--- Start ---

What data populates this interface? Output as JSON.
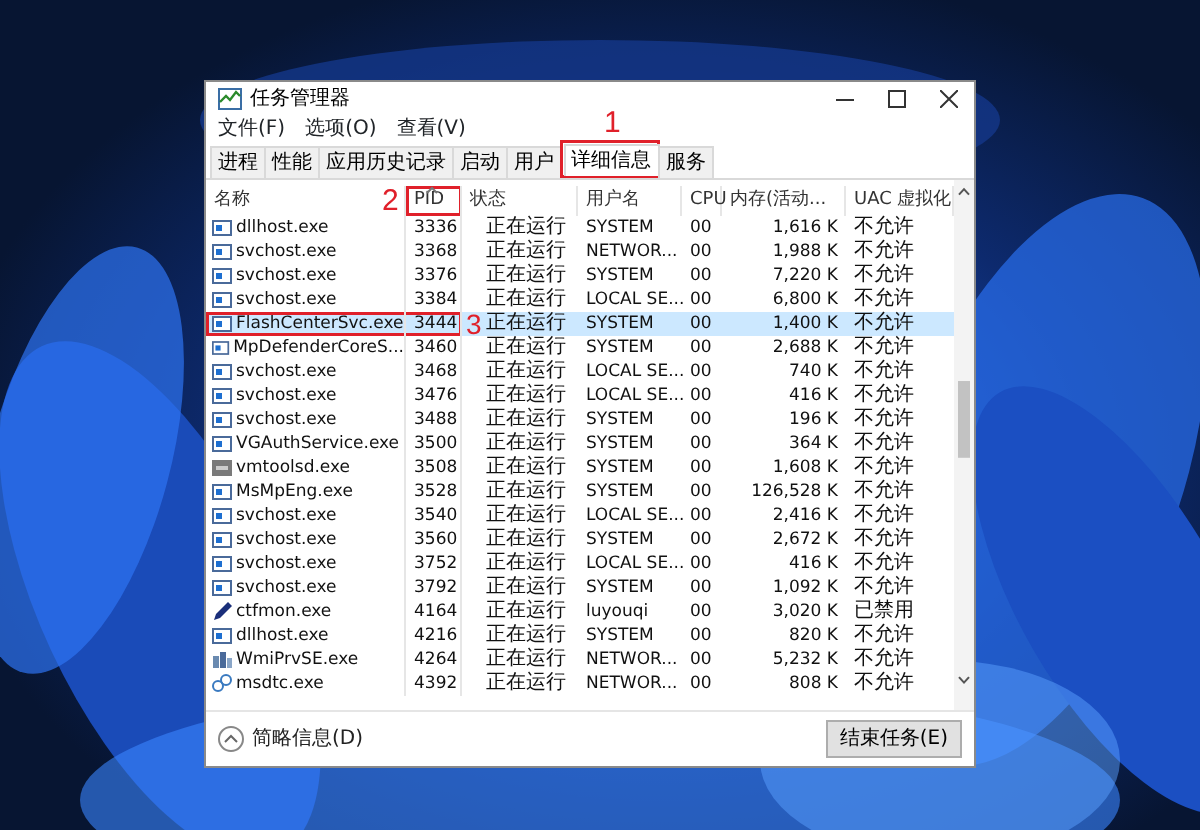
{
  "window": {
    "title": "任务管理器"
  },
  "menu": [
    "文件(F)",
    "选项(O)",
    "查看(V)"
  ],
  "tabs": [
    {
      "label": "进程",
      "selected": false
    },
    {
      "label": "性能",
      "selected": false
    },
    {
      "label": "应用历史记录",
      "selected": false
    },
    {
      "label": "启动",
      "selected": false
    },
    {
      "label": "用户",
      "selected": false
    },
    {
      "label": "详细信息",
      "selected": true,
      "annotation": "1"
    },
    {
      "label": "服务",
      "selected": false
    }
  ],
  "table": {
    "columns": [
      {
        "label": "名称",
        "sorted": false
      },
      {
        "label": "PID",
        "sorted": true,
        "annotation": "2"
      },
      {
        "label": "状态",
        "sorted": false
      },
      {
        "label": "用户名",
        "sorted": false
      },
      {
        "label": "CPU",
        "sorted": false
      },
      {
        "label": "内存(活动...",
        "sorted": false
      },
      {
        "label": "UAC 虚拟化",
        "sorted": false
      }
    ],
    "rows": [
      {
        "kind": "app",
        "selected": false,
        "cells": [
          "dllhost.exe",
          "3336",
          "正在运行",
          "SYSTEM",
          "00",
          "1,616 K",
          "不允许"
        ]
      },
      {
        "kind": "app",
        "selected": false,
        "cells": [
          "svchost.exe",
          "3368",
          "正在运行",
          "NETWOR...",
          "00",
          "1,988 K",
          "不允许"
        ]
      },
      {
        "kind": "app",
        "selected": false,
        "cells": [
          "svchost.exe",
          "3376",
          "正在运行",
          "SYSTEM",
          "00",
          "7,220 K",
          "不允许"
        ]
      },
      {
        "kind": "app",
        "selected": false,
        "cells": [
          "svchost.exe",
          "3384",
          "正在运行",
          "LOCAL SE...",
          "00",
          "6,800 K",
          "不允许"
        ]
      },
      {
        "kind": "app",
        "selected": true,
        "annotation": "3",
        "cells": [
          "FlashCenterSvc.exe",
          "3444",
          "正在运行",
          "SYSTEM",
          "00",
          "1,400 K",
          "不允许"
        ]
      },
      {
        "kind": "app",
        "selected": false,
        "cells": [
          "MpDefenderCoreS...",
          "3460",
          "正在运行",
          "SYSTEM",
          "00",
          "2,688 K",
          "不允许"
        ]
      },
      {
        "kind": "app",
        "selected": false,
        "cells": [
          "svchost.exe",
          "3468",
          "正在运行",
          "LOCAL SE...",
          "00",
          "740 K",
          "不允许"
        ]
      },
      {
        "kind": "app",
        "selected": false,
        "cells": [
          "svchost.exe",
          "3476",
          "正在运行",
          "LOCAL SE...",
          "00",
          "416 K",
          "不允许"
        ]
      },
      {
        "kind": "app",
        "selected": false,
        "cells": [
          "svchost.exe",
          "3488",
          "正在运行",
          "SYSTEM",
          "00",
          "196 K",
          "不允许"
        ]
      },
      {
        "kind": "app",
        "selected": false,
        "cells": [
          "VGAuthService.exe",
          "3500",
          "正在运行",
          "SYSTEM",
          "00",
          "364 K",
          "不允许"
        ]
      },
      {
        "kind": "vm",
        "selected": false,
        "cells": [
          "vmtoolsd.exe",
          "3508",
          "正在运行",
          "SYSTEM",
          "00",
          "1,608 K",
          "不允许"
        ]
      },
      {
        "kind": "app",
        "selected": false,
        "cells": [
          "MsMpEng.exe",
          "3528",
          "正在运行",
          "SYSTEM",
          "00",
          "126,528 K",
          "不允许"
        ]
      },
      {
        "kind": "app",
        "selected": false,
        "cells": [
          "svchost.exe",
          "3540",
          "正在运行",
          "LOCAL SE...",
          "00",
          "2,416 K",
          "不允许"
        ]
      },
      {
        "kind": "app",
        "selected": false,
        "cells": [
          "svchost.exe",
          "3560",
          "正在运行",
          "SYSTEM",
          "00",
          "2,672 K",
          "不允许"
        ]
      },
      {
        "kind": "app",
        "selected": false,
        "cells": [
          "svchost.exe",
          "3752",
          "正在运行",
          "LOCAL SE...",
          "00",
          "416 K",
          "不允许"
        ]
      },
      {
        "kind": "app",
        "selected": false,
        "cells": [
          "svchost.exe",
          "3792",
          "正在运行",
          "SYSTEM",
          "00",
          "1,092 K",
          "不允许"
        ]
      },
      {
        "kind": "pen",
        "selected": false,
        "cells": [
          "ctfmon.exe",
          "4164",
          "正在运行",
          "luyouqi",
          "00",
          "3,020 K",
          "已禁用"
        ]
      },
      {
        "kind": "app",
        "selected": false,
        "cells": [
          "dllhost.exe",
          "4216",
          "正在运行",
          "SYSTEM",
          "00",
          "820 K",
          "不允许"
        ]
      },
      {
        "kind": "wmi",
        "selected": false,
        "cells": [
          "WmiPrvSE.exe",
          "4264",
          "正在运行",
          "NETWOR...",
          "00",
          "5,232 K",
          "不允许"
        ]
      },
      {
        "kind": "net",
        "selected": false,
        "cells": [
          "msdtc.exe",
          "4392",
          "正在运行",
          "NETWOR...",
          "00",
          "808 K",
          "不允许"
        ]
      }
    ]
  },
  "footer": {
    "details_link": "简略信息(D)",
    "end_task_button": "结束任务(E)"
  }
}
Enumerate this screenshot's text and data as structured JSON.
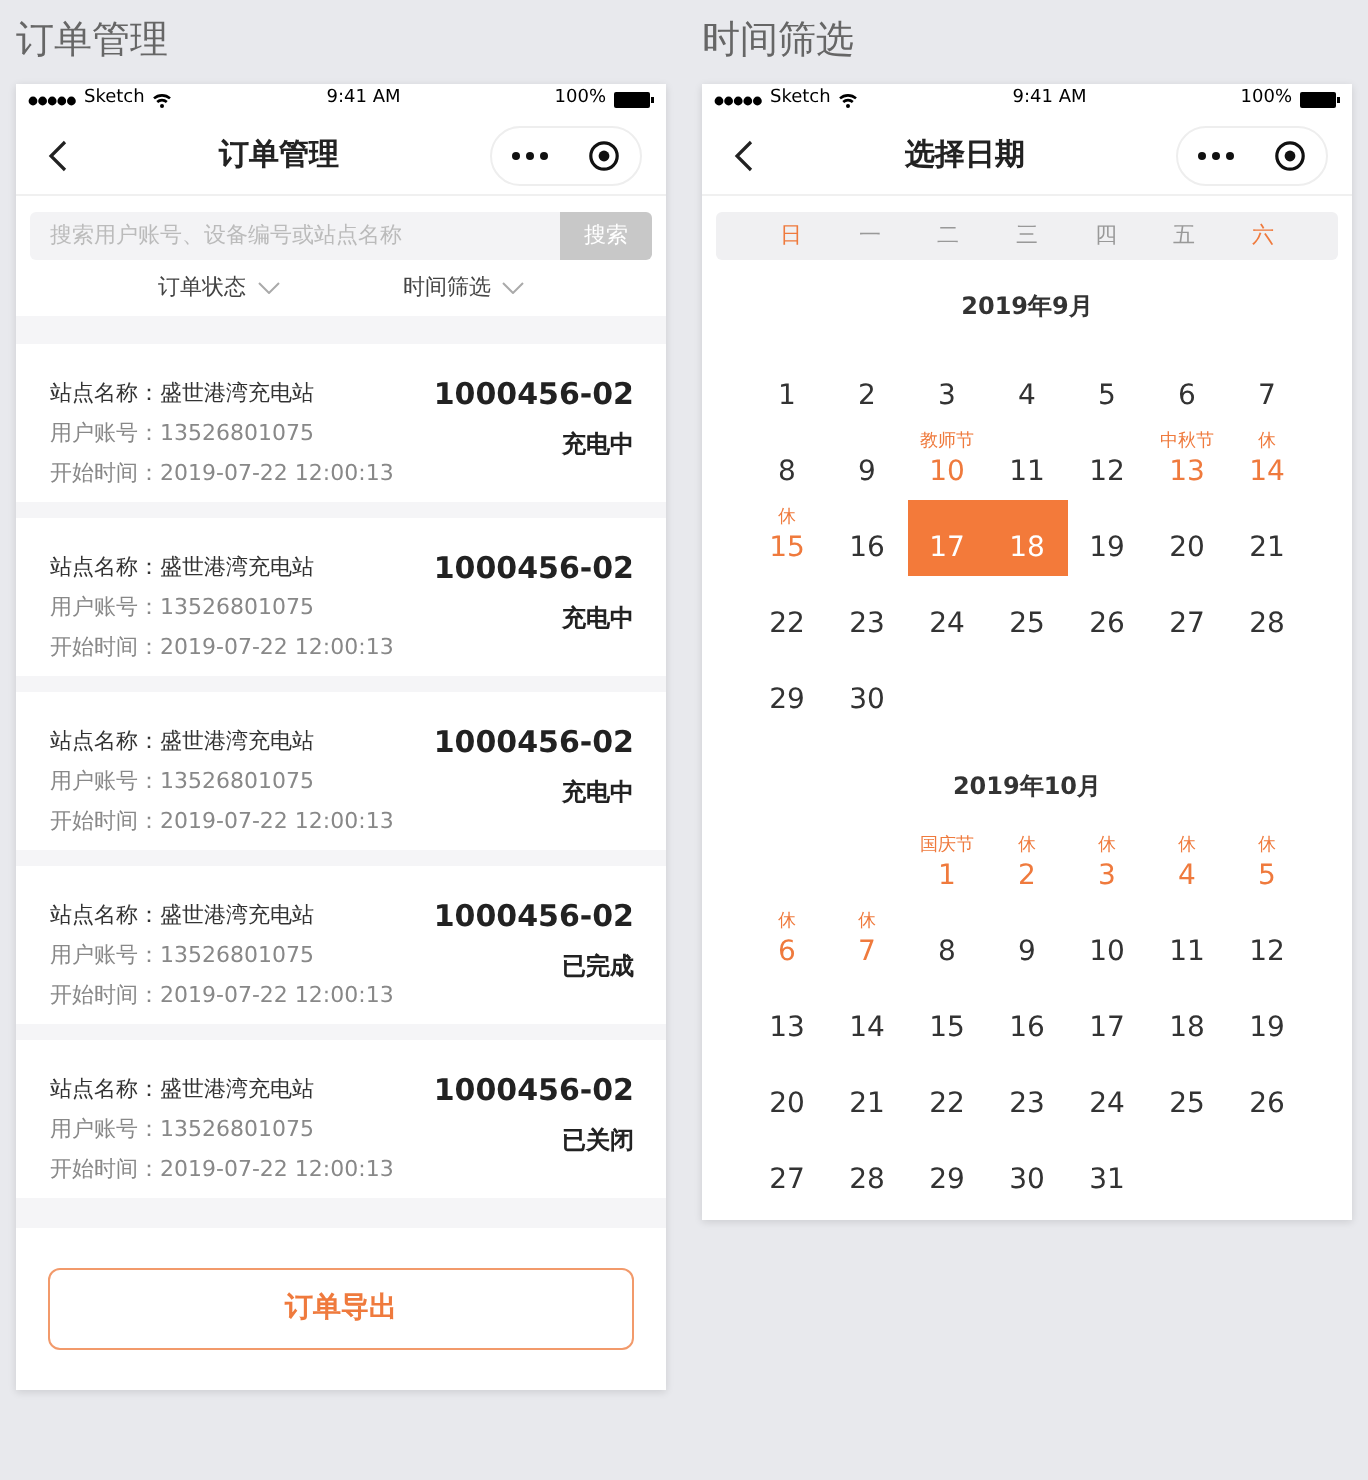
{
  "order_screen": {
    "caption": "订单管理",
    "status_bar": {
      "carrier": "Sketch",
      "time": "9:41 AM",
      "battery": "100%"
    },
    "nav": {
      "title": "订单管理"
    },
    "search": {
      "placeholder": "搜索用户账号、设备编号或站点名称",
      "button": "搜索"
    },
    "filters": [
      {
        "label": "订单状态"
      },
      {
        "label": "时间筛选"
      }
    ],
    "orders": [
      {
        "station": "站点名称：盛世港湾充电站",
        "account": "用户账号：13526801075",
        "start_time": "开始时间：2019-07-22 12:00:13",
        "order_no": "1000456-02",
        "status": "充电中"
      },
      {
        "station": "站点名称：盛世港湾充电站",
        "account": "用户账号：13526801075",
        "start_time": "开始时间：2019-07-22 12:00:13",
        "order_no": "1000456-02",
        "status": "充电中"
      },
      {
        "station": "站点名称：盛世港湾充电站",
        "account": "用户账号：13526801075",
        "start_time": "开始时间：2019-07-22 12:00:13",
        "order_no": "1000456-02",
        "status": "充电中"
      },
      {
        "station": "站点名称：盛世港湾充电站",
        "account": "用户账号：13526801075",
        "start_time": "开始时间：2019-07-22 12:00:13",
        "order_no": "1000456-02",
        "status": "已完成"
      },
      {
        "station": "站点名称：盛世港湾充电站",
        "account": "用户账号：13526801075",
        "start_time": "开始时间：2019-07-22 12:00:13",
        "order_no": "1000456-02",
        "status": "已关闭"
      }
    ],
    "export_button": "订单导出"
  },
  "date_screen": {
    "caption": "时间筛选",
    "status_bar": {
      "carrier": "Sketch",
      "time": "9:41 AM",
      "battery": "100%"
    },
    "nav": {
      "title": "选择日期"
    },
    "weekdays": [
      {
        "label": "日",
        "weekend": true
      },
      {
        "label": "一",
        "weekend": false
      },
      {
        "label": "二",
        "weekend": false
      },
      {
        "label": "三",
        "weekend": false
      },
      {
        "label": "四",
        "weekend": false
      },
      {
        "label": "五",
        "weekend": false
      },
      {
        "label": "六",
        "weekend": true
      }
    ],
    "months": [
      {
        "title": "2019年9月",
        "weeks": [
          [
            {
              "day": "1",
              "selected": false
            },
            {
              "day": "2",
              "selected": false
            },
            {
              "day": "3",
              "selected": false
            },
            {
              "day": "4",
              "selected": false
            },
            {
              "day": "5",
              "selected": false
            },
            {
              "day": "6",
              "selected": false
            },
            {
              "day": "7",
              "selected": false
            }
          ],
          [
            {
              "day": "8",
              "selected": false
            },
            {
              "day": "9",
              "selected": false
            },
            {
              "day": "10",
              "note": "教师节",
              "selected": false
            },
            {
              "day": "11",
              "selected": false
            },
            {
              "day": "12",
              "selected": false
            },
            {
              "day": "13",
              "note": "中秋节",
              "selected": false
            },
            {
              "day": "14",
              "note": "休",
              "selected": false
            }
          ],
          [
            {
              "day": "15",
              "note": "休",
              "selected": false
            },
            {
              "day": "16",
              "selected": false
            },
            {
              "day": "17",
              "selected": true
            },
            {
              "day": "18",
              "selected": true
            },
            {
              "day": "19",
              "selected": false
            },
            {
              "day": "20",
              "selected": false
            },
            {
              "day": "21",
              "selected": false
            }
          ],
          [
            {
              "day": "22",
              "selected": false
            },
            {
              "day": "23",
              "selected": false
            },
            {
              "day": "24",
              "selected": false
            },
            {
              "day": "25",
              "selected": false
            },
            {
              "day": "26",
              "selected": false
            },
            {
              "day": "27",
              "selected": false
            },
            {
              "day": "28",
              "selected": false
            }
          ],
          [
            {
              "day": "29",
              "selected": false
            },
            {
              "day": "30",
              "selected": false
            }
          ]
        ]
      },
      {
        "title": "2019年10月",
        "weeks": [
          [
            {
              "day": "1",
              "note": "国庆节",
              "selected": false
            },
            {
              "day": "2",
              "note": "休",
              "selected": false
            },
            {
              "day": "3",
              "note": "休",
              "selected": false
            },
            {
              "day": "4",
              "note": "休",
              "selected": false
            },
            {
              "day": "5",
              "note": "休",
              "selected": false
            }
          ],
          [
            {
              "day": "6",
              "note": "休",
              "selected": false
            },
            {
              "day": "7",
              "note": "休",
              "selected": false
            },
            {
              "day": "8",
              "selected": false
            },
            {
              "day": "9",
              "selected": false
            },
            {
              "day": "10",
              "selected": false
            },
            {
              "day": "11",
              "selected": false
            },
            {
              "day": "12",
              "selected": false
            }
          ],
          [
            {
              "day": "13",
              "selected": false
            },
            {
              "day": "14",
              "selected": false
            },
            {
              "day": "15",
              "selected": false
            },
            {
              "day": "16",
              "selected": false
            },
            {
              "day": "17",
              "selected": false
            },
            {
              "day": "18",
              "selected": false
            },
            {
              "day": "19",
              "selected": false
            }
          ],
          [
            {
              "day": "20",
              "selected": false
            },
            {
              "day": "21",
              "selected": false
            },
            {
              "day": "22",
              "selected": false
            },
            {
              "day": "23",
              "selected": false
            },
            {
              "day": "24",
              "selected": false
            },
            {
              "day": "25",
              "selected": false
            },
            {
              "day": "26",
              "selected": false
            }
          ],
          [
            {
              "day": "27",
              "selected": false
            },
            {
              "day": "28",
              "selected": false
            },
            {
              "day": "29",
              "selected": false
            },
            {
              "day": "30",
              "selected": false
            },
            {
              "day": "31",
              "selected": false
            }
          ]
        ]
      }
    ]
  }
}
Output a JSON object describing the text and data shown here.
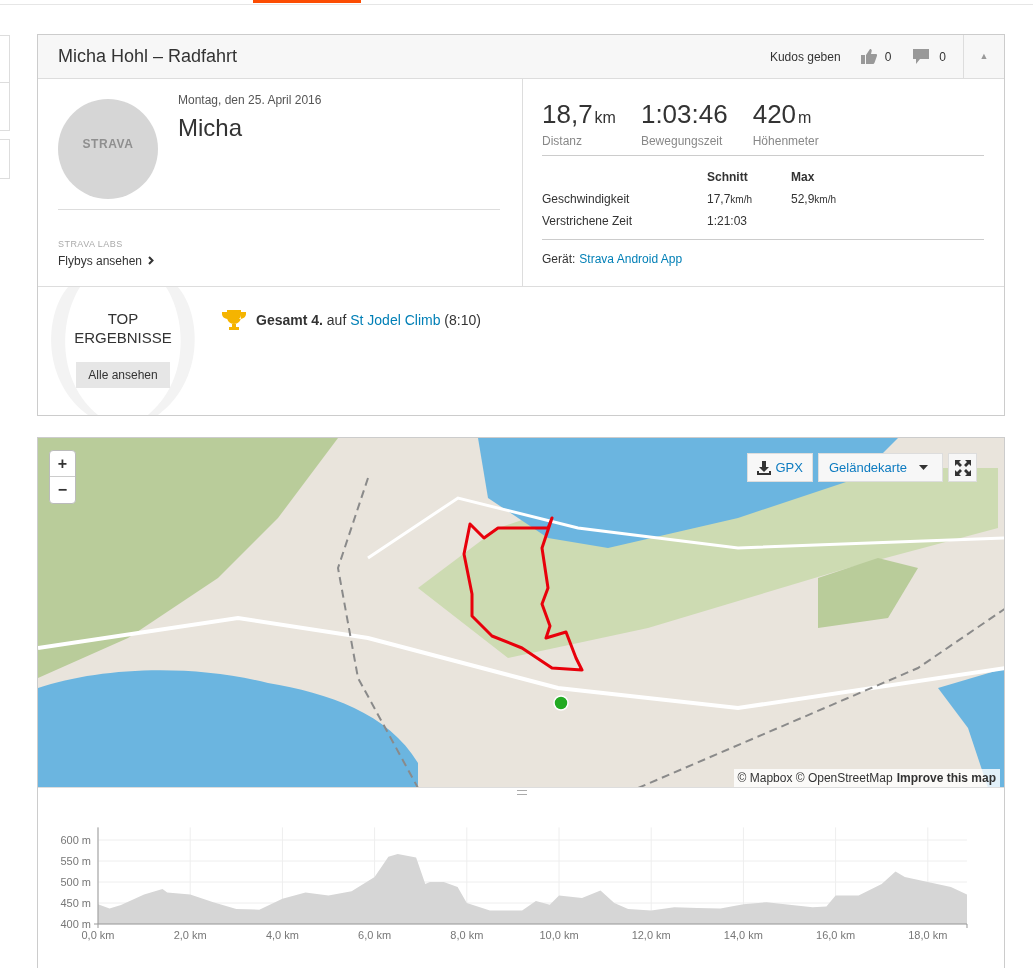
{
  "header": {
    "title": "Micha Hohl – Radfahrt",
    "kudos_label": "Kudos geben",
    "kudos_count": "0",
    "comments_count": "0",
    "collapse_icon": "▲"
  },
  "athlete": {
    "date": "Montag, den 25. April 2016",
    "name": "Micha",
    "avatar_text": "STRAVA",
    "labs_label": "STRAVA LABS",
    "labs_link": "Flybys ansehen"
  },
  "stats": [
    {
      "value": "18,7",
      "unit": "km",
      "label": "Distanz"
    },
    {
      "value": "1:03:46",
      "label": "Bewegungszeit"
    },
    {
      "value": "420",
      "unit": "m",
      "label": "Höhenmeter"
    }
  ],
  "details": {
    "columns": [
      "Schnitt",
      "Max"
    ],
    "rows": [
      {
        "label": "Geschwindigkeit",
        "avg": "17,7",
        "avg_unit": "km/h",
        "max": "52,9",
        "max_unit": "km/h"
      },
      {
        "label": "Verstrichene Zeit",
        "avg": "1:21:03"
      }
    ]
  },
  "device": {
    "label": "Gerät:",
    "link": "Strava Android App"
  },
  "top_results": {
    "title": "TOP ERGEBNISSE",
    "button": "Alle ansehen",
    "achievements": [
      {
        "text": "**Gesamt 4.** auf",
        "link": "St Jodel Climb",
        "time": "(8:10)"
      }
    ]
  },
  "map": {
    "zoom_in": "+",
    "zoom_out": "−",
    "gpx": "GPX",
    "map_type": "Geländekarte",
    "attribution": "© Mapbox © OpenStreetMap",
    "improve": "Improve this map"
  },
  "elevation": {
    "chart_data": {
      "type": "area",
      "x": [
        0,
        0.25,
        0.5,
        1.0,
        1.4,
        1.5,
        2.0,
        2.5,
        3.0,
        3.5,
        4.0,
        4.5,
        5.0,
        5.5,
        6.0,
        6.3,
        6.5,
        6.9,
        7.1,
        7.2,
        7.5,
        7.8,
        8.0,
        8.5,
        9.0,
        9.2,
        9.5,
        9.8,
        10.0,
        10.5,
        10.9,
        11.2,
        11.5,
        12.0,
        12.5,
        13.0,
        13.5,
        14.0,
        14.5,
        15.0,
        15.5,
        15.8,
        16.0,
        16.5,
        17.0,
        17.3,
        17.5,
        18.0,
        18.5,
        18.85
      ],
      "grid": true,
      "series": [
        {
          "color": "#d6d6d6",
          "values": [
            447,
            437,
            445,
            470,
            483,
            475,
            470,
            452,
            436,
            434,
            460,
            475,
            468,
            478,
            512,
            560,
            567,
            558,
            495,
            500,
            500,
            488,
            450,
            432,
            432,
            432,
            455,
            446,
            468,
            462,
            480,
            450,
            436,
            432,
            440,
            438,
            437,
            447,
            452,
            446,
            440,
            442,
            468,
            468,
            495,
            525,
            512,
            500,
            488,
            470
          ]
        }
      ],
      "xlim": [
        0,
        18.85
      ],
      "ylim": [
        400,
        630
      ],
      "xticks": [
        {
          "value": 0,
          "label": "0,0 km"
        },
        {
          "value": 2,
          "label": "2,0 km"
        },
        {
          "value": 4,
          "label": "4,0 km"
        },
        {
          "value": 6,
          "label": "6,0 km"
        },
        {
          "value": 8,
          "label": "8,0 km"
        },
        {
          "value": 10,
          "label": "10,0 km"
        },
        {
          "value": 12,
          "label": "12,0 km"
        },
        {
          "value": 14,
          "label": "14,0 km"
        },
        {
          "value": 16,
          "label": "16,0 km"
        },
        {
          "value": 18,
          "label": "18,0 km"
        }
      ],
      "yticks": [
        {
          "value": 400,
          "label": "400 m"
        },
        {
          "value": 450,
          "label": "450 m"
        },
        {
          "value": 500,
          "label": "500 m"
        },
        {
          "value": 550,
          "label": "550 m"
        },
        {
          "value": 600,
          "label": "600 m"
        }
      ]
    }
  }
}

--- End ---

Go through the records and pull out each line that includes the word "annotation".

** EXERCISE OUTPUT **
      "annotation": "1"
        "annotation": "2"
        "annotation": "3",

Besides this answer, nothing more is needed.